%%

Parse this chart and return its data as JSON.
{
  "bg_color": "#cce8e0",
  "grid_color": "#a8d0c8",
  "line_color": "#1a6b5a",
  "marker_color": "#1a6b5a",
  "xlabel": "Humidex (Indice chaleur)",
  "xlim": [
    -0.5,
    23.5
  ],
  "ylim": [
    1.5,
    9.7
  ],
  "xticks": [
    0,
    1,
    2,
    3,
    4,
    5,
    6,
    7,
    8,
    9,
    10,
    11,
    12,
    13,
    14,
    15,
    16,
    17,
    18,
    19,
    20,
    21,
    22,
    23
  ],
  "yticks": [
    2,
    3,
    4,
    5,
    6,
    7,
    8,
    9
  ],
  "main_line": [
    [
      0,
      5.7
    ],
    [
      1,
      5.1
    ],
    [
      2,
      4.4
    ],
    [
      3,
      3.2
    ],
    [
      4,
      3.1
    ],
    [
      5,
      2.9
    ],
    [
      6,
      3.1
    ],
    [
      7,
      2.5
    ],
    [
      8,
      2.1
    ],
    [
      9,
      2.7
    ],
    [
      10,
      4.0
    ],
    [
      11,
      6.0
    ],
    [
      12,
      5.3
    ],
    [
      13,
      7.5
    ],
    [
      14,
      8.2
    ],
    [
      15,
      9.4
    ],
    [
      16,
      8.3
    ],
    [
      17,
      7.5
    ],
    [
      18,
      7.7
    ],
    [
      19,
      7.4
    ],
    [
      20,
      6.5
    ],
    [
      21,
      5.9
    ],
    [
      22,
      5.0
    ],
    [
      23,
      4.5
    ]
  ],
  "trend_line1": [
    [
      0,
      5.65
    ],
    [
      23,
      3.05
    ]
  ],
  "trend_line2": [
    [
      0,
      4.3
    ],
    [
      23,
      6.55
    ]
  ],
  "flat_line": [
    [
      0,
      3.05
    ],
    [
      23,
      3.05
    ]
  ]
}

%%
%%

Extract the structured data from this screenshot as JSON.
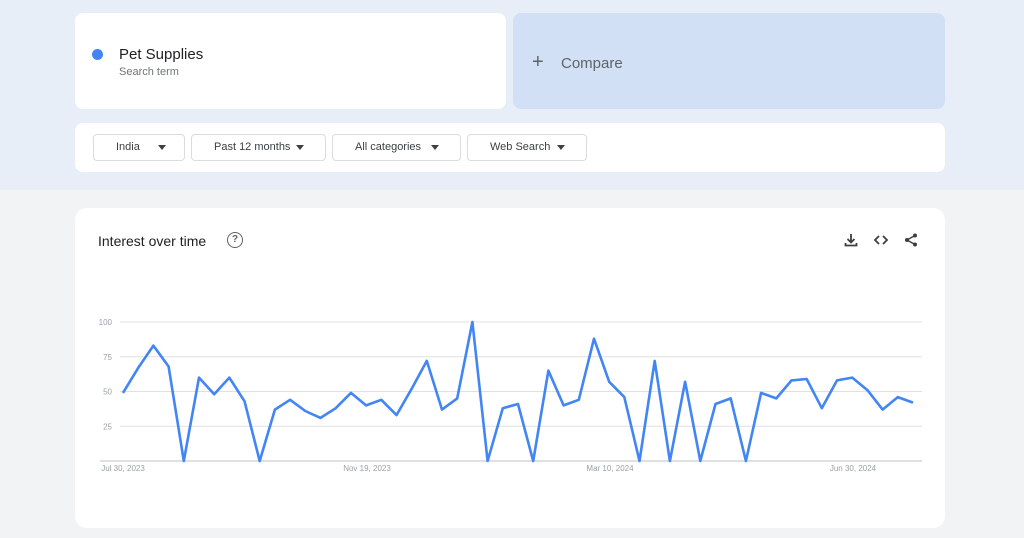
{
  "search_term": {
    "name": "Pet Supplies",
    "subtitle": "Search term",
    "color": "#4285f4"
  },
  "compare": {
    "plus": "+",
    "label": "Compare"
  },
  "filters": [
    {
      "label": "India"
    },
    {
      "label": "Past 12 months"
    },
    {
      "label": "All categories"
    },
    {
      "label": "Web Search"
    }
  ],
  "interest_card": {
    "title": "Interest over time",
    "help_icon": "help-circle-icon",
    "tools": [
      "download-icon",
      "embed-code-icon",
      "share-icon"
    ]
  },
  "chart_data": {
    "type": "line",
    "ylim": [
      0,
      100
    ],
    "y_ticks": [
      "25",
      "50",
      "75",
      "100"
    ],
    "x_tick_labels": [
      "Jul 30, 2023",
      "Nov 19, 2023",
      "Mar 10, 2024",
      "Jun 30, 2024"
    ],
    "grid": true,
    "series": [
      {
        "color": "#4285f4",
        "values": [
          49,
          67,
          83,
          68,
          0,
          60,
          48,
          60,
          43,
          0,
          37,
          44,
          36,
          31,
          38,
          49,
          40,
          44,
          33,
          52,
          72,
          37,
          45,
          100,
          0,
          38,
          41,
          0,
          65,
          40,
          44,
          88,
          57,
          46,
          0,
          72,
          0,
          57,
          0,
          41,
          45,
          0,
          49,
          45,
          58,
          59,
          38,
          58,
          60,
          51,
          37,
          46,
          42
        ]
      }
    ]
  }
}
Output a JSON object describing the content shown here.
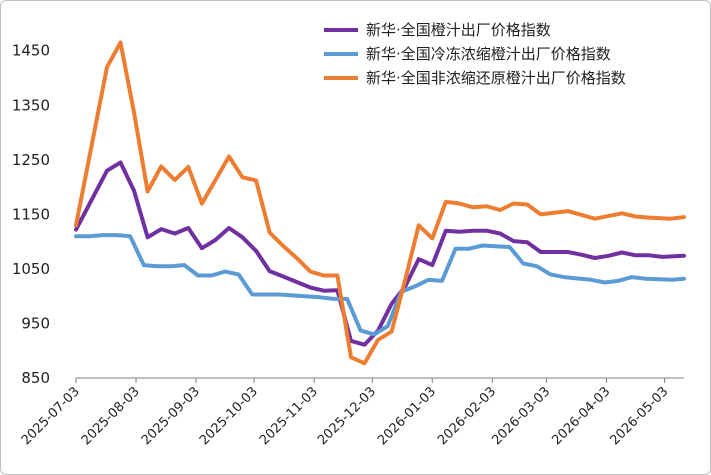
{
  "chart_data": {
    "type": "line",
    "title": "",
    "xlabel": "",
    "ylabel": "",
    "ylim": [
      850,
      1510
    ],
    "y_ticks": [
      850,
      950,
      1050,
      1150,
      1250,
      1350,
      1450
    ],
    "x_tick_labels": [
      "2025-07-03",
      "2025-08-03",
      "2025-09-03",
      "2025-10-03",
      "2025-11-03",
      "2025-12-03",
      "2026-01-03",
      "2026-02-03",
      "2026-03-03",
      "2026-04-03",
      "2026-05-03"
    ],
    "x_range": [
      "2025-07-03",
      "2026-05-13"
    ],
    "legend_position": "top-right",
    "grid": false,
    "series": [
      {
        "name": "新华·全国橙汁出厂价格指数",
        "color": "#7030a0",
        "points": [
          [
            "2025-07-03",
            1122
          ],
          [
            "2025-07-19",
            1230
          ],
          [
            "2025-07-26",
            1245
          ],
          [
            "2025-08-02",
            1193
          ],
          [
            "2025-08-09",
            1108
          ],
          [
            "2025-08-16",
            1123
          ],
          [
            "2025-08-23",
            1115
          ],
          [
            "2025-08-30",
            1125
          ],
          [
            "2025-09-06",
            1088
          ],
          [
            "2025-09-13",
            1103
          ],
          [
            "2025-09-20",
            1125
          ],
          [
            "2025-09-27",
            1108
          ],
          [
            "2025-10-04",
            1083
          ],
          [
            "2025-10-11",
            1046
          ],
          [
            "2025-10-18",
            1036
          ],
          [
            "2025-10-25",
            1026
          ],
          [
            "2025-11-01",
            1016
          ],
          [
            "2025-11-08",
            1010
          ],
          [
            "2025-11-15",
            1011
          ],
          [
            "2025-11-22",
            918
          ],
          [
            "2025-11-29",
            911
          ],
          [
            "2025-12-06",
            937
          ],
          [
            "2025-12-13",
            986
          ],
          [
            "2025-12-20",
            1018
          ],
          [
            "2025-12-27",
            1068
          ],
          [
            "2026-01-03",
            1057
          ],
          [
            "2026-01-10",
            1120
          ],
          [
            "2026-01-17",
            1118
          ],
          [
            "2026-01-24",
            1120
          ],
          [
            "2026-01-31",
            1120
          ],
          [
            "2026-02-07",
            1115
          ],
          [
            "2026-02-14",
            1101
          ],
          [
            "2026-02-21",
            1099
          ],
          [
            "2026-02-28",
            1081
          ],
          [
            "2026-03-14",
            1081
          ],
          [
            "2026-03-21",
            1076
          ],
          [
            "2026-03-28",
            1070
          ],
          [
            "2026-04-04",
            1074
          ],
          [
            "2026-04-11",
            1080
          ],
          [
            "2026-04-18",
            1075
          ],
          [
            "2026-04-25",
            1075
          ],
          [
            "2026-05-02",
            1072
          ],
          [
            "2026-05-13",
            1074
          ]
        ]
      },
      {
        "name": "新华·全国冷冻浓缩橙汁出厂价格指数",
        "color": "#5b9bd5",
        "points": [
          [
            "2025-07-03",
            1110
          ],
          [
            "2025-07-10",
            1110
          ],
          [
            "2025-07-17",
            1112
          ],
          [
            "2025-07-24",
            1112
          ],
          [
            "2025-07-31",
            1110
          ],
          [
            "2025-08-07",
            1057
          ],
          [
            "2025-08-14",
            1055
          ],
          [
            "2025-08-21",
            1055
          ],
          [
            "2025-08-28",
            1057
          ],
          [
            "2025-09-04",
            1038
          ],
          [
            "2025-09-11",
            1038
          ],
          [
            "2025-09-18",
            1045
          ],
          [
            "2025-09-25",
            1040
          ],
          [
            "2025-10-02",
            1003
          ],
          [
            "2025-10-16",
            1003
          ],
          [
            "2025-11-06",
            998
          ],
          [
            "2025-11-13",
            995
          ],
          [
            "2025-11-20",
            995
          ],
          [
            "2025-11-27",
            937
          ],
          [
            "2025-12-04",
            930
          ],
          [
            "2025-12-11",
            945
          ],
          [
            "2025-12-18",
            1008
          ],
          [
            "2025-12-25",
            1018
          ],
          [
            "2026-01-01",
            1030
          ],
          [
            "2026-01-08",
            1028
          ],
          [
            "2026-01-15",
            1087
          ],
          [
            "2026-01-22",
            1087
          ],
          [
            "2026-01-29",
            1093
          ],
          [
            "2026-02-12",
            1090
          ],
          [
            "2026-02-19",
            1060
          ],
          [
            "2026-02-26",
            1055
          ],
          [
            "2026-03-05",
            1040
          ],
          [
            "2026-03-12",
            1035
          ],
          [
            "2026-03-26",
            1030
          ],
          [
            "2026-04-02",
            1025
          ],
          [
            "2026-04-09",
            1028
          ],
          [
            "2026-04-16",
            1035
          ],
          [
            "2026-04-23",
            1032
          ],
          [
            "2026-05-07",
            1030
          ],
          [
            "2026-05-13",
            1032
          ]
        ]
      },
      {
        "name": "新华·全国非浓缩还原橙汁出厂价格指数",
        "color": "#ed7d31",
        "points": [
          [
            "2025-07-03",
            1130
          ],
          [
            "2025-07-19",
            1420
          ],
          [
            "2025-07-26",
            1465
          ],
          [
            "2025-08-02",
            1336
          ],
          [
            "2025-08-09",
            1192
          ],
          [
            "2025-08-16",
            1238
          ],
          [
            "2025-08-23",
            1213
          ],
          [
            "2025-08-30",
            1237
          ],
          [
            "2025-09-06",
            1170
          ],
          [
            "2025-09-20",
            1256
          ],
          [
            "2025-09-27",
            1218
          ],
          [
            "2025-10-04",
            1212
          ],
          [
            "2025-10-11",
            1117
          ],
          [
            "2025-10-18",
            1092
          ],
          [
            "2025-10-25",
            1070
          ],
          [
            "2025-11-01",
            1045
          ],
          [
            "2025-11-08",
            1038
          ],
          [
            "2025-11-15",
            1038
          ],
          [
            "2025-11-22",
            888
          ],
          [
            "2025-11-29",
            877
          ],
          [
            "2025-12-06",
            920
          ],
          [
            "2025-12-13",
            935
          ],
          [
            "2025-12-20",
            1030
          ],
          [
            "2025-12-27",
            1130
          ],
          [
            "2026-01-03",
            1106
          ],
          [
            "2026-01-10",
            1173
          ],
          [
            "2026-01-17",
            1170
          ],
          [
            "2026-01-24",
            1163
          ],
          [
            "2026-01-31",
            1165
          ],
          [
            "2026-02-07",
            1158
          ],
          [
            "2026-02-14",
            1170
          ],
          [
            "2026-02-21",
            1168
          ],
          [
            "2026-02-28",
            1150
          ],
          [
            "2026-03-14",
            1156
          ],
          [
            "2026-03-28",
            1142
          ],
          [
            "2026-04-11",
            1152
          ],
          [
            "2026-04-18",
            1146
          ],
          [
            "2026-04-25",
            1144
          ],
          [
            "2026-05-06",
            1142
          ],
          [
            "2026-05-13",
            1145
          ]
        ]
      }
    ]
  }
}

%%
%%

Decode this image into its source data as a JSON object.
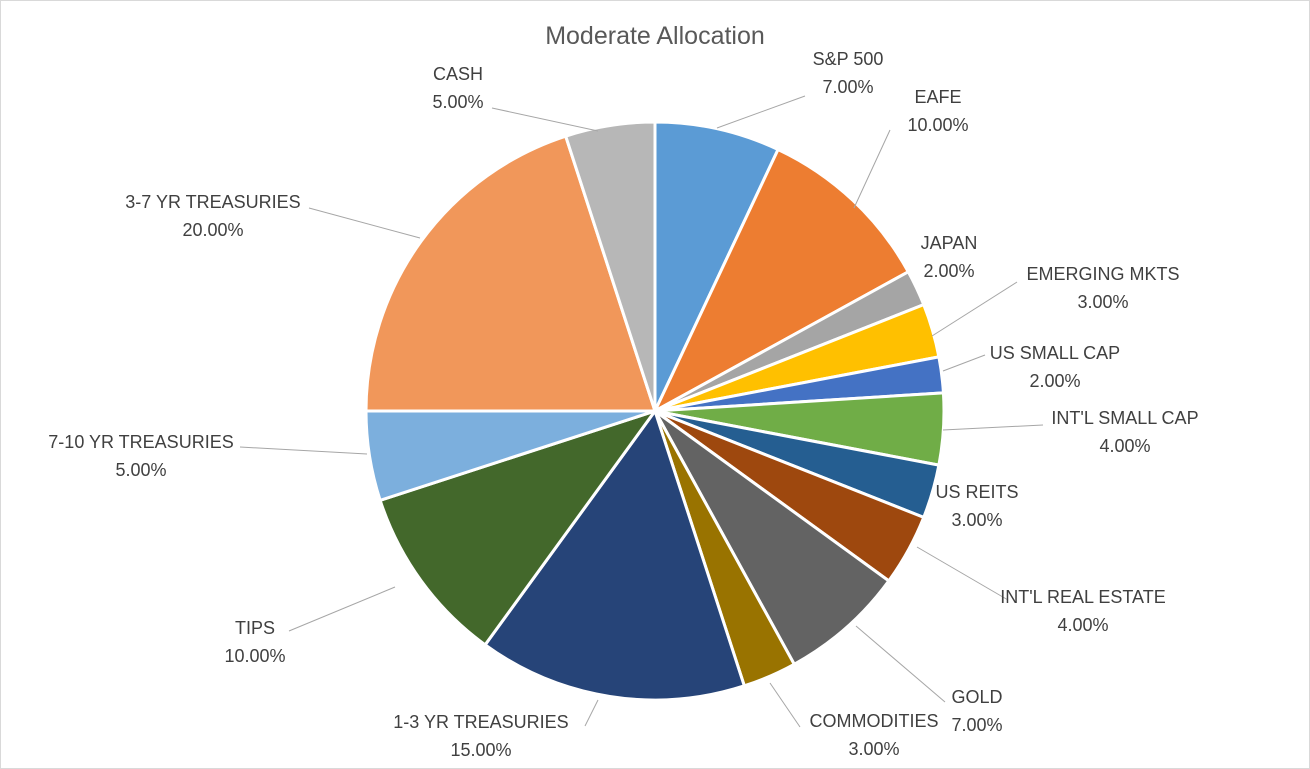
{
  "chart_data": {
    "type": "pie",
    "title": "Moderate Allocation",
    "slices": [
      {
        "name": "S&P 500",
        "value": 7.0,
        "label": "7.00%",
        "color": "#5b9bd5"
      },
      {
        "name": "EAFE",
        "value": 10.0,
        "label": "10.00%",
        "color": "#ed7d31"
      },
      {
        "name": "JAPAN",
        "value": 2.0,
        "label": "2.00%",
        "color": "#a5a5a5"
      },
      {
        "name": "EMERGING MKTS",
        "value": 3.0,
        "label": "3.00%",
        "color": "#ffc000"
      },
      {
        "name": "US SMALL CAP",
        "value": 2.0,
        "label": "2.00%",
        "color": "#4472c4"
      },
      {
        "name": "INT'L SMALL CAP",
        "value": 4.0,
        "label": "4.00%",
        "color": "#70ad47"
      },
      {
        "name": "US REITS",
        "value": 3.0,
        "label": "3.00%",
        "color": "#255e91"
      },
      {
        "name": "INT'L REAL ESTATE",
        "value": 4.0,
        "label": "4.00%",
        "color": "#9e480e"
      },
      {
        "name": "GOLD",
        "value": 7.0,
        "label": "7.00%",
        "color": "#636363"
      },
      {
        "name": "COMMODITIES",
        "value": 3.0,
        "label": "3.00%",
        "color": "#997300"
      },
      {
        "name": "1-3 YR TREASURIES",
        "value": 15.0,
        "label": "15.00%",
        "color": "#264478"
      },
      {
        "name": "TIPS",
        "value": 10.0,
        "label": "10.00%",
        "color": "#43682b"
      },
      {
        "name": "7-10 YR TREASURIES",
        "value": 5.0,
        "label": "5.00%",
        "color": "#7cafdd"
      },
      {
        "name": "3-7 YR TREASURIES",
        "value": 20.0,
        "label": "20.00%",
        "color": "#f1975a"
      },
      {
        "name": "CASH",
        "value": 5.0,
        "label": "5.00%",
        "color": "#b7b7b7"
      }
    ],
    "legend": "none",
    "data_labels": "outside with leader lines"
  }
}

%%

* **Objective**: Read the entries above, then pull out the lines that include "JSON".

* **Finished answer**:
Parse this chart and return its data as JSON.
Extract the structured data from this screenshot as JSON.
Output a JSON object describing the content shown here.
Decode this image into its source data as a JSON object.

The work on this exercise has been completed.